» Brief
Pull out every line below holding the word "freehand".

==== Listed records ====

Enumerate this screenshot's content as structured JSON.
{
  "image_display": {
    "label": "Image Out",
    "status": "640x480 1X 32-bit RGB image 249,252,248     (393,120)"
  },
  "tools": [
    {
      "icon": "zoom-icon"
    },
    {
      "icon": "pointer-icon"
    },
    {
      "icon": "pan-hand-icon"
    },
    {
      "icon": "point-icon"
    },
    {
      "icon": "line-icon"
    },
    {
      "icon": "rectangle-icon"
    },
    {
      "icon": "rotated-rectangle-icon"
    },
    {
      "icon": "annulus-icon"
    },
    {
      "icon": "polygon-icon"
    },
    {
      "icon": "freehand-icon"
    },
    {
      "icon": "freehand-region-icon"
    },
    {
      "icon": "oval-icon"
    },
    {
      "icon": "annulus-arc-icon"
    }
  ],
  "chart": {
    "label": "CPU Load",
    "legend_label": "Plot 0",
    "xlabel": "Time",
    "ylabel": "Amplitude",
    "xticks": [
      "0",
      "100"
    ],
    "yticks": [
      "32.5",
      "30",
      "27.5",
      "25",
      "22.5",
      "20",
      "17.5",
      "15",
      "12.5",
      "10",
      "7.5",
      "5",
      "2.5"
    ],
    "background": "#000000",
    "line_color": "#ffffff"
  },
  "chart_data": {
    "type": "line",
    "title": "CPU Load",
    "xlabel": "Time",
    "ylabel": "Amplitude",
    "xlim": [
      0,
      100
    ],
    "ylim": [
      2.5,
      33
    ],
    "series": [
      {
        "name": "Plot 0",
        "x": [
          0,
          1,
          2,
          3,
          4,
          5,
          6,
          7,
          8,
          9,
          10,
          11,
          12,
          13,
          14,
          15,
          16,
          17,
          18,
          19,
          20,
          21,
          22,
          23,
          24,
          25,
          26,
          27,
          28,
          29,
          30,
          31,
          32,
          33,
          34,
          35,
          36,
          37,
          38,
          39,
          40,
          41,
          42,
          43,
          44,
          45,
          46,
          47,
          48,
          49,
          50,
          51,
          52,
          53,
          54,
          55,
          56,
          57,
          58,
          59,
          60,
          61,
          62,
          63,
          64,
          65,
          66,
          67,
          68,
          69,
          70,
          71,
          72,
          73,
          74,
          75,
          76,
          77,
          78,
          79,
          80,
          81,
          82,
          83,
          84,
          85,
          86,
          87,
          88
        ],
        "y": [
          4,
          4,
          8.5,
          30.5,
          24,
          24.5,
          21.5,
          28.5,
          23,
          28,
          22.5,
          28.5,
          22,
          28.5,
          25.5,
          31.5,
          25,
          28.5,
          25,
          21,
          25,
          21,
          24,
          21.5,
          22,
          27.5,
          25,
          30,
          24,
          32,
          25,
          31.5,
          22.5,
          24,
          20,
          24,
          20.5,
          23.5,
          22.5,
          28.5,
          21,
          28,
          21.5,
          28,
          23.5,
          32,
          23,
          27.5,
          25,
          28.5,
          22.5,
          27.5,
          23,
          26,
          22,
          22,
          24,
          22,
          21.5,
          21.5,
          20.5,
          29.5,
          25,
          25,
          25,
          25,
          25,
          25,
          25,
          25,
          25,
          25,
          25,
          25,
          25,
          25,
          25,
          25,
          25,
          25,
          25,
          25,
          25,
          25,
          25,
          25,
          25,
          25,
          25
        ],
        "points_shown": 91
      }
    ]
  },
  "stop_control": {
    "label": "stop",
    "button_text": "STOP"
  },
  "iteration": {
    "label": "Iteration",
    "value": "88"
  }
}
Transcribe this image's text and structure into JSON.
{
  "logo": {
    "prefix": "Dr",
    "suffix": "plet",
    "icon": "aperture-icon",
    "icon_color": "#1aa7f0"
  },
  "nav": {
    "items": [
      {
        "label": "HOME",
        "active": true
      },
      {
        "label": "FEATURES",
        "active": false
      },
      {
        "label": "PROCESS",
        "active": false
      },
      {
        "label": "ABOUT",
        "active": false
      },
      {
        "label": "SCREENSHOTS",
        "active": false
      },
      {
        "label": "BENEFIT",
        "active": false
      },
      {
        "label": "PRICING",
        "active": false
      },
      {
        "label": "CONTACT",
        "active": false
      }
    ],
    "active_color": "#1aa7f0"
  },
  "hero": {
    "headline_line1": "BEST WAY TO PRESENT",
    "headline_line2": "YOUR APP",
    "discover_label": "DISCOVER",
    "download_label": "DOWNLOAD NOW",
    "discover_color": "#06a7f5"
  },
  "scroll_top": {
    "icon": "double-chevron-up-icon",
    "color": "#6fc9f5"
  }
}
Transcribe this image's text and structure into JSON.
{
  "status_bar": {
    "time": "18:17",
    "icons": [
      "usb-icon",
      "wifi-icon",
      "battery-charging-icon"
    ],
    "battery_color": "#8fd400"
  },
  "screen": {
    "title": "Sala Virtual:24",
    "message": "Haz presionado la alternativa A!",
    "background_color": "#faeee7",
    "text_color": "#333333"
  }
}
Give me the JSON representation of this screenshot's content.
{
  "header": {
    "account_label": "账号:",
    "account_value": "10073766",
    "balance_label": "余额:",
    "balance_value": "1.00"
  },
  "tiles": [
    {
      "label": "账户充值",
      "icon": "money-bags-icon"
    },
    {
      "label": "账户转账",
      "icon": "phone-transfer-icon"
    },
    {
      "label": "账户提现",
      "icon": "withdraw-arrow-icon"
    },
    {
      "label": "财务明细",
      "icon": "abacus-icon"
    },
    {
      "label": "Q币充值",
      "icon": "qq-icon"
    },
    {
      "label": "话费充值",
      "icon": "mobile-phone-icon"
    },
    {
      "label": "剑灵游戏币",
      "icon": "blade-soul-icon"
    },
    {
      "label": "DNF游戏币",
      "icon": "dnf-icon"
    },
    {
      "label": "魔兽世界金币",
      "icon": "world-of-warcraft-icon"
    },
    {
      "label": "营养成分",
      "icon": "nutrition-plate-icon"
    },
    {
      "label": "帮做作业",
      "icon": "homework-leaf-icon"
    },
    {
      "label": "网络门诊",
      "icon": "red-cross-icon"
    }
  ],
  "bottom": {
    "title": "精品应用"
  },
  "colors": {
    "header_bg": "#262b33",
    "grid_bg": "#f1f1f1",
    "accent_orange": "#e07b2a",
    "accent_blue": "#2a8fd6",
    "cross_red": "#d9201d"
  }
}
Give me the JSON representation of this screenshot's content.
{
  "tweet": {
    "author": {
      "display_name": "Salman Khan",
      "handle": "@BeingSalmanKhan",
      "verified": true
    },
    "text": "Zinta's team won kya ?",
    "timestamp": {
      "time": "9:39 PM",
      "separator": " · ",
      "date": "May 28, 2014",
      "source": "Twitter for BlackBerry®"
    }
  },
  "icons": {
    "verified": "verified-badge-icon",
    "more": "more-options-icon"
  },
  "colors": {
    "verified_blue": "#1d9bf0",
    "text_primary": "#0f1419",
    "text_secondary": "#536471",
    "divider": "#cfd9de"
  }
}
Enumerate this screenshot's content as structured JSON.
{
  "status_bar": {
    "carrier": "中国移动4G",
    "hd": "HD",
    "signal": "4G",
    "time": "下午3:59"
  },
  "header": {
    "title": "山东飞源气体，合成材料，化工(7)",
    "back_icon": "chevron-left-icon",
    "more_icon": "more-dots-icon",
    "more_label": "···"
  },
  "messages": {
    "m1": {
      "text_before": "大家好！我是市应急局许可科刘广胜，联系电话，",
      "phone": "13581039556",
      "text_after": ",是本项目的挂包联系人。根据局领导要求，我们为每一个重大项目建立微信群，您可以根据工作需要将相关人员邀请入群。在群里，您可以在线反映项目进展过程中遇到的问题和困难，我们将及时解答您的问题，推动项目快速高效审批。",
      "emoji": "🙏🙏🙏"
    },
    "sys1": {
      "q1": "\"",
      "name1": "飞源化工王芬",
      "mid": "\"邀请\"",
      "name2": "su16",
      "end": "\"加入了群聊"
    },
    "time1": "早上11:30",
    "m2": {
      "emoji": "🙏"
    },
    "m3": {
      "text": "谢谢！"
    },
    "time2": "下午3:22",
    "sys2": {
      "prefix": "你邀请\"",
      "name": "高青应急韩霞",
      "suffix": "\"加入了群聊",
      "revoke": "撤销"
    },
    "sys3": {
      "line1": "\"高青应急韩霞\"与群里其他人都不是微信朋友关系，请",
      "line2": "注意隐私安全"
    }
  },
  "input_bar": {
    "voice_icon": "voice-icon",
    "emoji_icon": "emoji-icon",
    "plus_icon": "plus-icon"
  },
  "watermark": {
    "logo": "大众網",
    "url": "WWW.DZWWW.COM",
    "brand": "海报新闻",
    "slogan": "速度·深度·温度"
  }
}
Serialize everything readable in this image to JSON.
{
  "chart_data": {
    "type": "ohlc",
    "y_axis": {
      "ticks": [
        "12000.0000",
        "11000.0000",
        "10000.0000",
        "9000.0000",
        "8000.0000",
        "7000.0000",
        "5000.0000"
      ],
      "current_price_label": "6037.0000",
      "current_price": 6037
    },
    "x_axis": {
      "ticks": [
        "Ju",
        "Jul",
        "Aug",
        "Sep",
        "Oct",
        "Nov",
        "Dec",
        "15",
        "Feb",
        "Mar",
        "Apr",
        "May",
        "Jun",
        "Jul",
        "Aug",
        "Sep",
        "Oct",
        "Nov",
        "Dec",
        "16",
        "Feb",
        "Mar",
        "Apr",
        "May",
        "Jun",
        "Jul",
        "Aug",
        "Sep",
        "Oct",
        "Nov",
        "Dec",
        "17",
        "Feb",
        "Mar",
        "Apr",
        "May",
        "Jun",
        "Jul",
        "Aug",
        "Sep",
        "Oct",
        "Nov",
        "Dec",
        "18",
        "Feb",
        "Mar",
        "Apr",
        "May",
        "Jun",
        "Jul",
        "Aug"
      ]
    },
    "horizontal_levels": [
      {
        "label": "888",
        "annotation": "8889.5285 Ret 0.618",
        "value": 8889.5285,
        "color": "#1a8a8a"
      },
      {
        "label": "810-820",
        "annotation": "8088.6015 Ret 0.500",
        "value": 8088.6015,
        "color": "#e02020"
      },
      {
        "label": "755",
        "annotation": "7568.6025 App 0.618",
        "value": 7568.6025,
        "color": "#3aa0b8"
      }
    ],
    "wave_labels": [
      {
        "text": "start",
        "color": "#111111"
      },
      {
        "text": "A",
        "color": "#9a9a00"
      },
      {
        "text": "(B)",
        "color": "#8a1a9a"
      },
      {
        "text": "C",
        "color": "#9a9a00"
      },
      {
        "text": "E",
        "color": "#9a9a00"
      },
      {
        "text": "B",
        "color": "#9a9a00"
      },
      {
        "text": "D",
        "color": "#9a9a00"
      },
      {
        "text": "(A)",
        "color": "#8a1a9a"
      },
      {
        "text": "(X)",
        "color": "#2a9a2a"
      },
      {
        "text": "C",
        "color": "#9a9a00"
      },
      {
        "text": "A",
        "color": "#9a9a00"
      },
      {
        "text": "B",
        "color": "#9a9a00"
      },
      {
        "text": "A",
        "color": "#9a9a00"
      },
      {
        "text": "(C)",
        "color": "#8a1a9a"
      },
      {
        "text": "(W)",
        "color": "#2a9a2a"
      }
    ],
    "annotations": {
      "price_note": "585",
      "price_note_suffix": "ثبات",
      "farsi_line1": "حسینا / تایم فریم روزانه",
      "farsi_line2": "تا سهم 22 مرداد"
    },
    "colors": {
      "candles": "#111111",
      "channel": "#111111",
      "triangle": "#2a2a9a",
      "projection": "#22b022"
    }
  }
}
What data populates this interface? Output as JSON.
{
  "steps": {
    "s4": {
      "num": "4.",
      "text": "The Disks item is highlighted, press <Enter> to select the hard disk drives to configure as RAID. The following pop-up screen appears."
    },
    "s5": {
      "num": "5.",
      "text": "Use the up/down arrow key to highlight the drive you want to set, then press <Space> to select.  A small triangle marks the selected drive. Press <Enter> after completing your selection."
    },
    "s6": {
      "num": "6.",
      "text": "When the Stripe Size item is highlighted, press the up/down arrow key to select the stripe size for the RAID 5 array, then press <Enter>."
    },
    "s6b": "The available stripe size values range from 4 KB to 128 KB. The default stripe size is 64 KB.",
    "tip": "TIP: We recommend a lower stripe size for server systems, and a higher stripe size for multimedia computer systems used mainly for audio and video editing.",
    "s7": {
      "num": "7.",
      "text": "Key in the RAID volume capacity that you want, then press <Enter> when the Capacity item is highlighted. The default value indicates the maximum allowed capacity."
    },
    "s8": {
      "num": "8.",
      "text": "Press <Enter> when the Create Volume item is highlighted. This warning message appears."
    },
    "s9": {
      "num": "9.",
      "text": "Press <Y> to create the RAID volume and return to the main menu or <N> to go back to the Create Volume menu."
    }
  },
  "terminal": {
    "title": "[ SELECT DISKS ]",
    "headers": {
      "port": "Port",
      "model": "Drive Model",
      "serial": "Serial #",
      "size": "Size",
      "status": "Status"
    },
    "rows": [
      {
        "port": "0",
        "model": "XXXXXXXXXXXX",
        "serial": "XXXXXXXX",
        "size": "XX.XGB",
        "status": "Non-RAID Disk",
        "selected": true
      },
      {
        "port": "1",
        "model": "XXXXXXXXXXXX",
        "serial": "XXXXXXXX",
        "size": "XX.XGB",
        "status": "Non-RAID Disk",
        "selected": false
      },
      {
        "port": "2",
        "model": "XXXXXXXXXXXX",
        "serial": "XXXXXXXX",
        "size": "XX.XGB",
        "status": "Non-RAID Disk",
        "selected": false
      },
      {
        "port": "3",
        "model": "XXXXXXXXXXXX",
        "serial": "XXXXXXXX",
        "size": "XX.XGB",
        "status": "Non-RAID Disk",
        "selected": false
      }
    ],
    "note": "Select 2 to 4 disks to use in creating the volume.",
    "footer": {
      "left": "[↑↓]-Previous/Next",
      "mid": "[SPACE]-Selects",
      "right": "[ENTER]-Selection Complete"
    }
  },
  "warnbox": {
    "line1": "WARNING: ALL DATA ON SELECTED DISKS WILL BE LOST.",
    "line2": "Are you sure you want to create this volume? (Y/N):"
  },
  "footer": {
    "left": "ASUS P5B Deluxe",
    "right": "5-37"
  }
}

====

» Answer to the exercise
      "icon": "freehand-icon"
      "icon": "freehand-region-icon"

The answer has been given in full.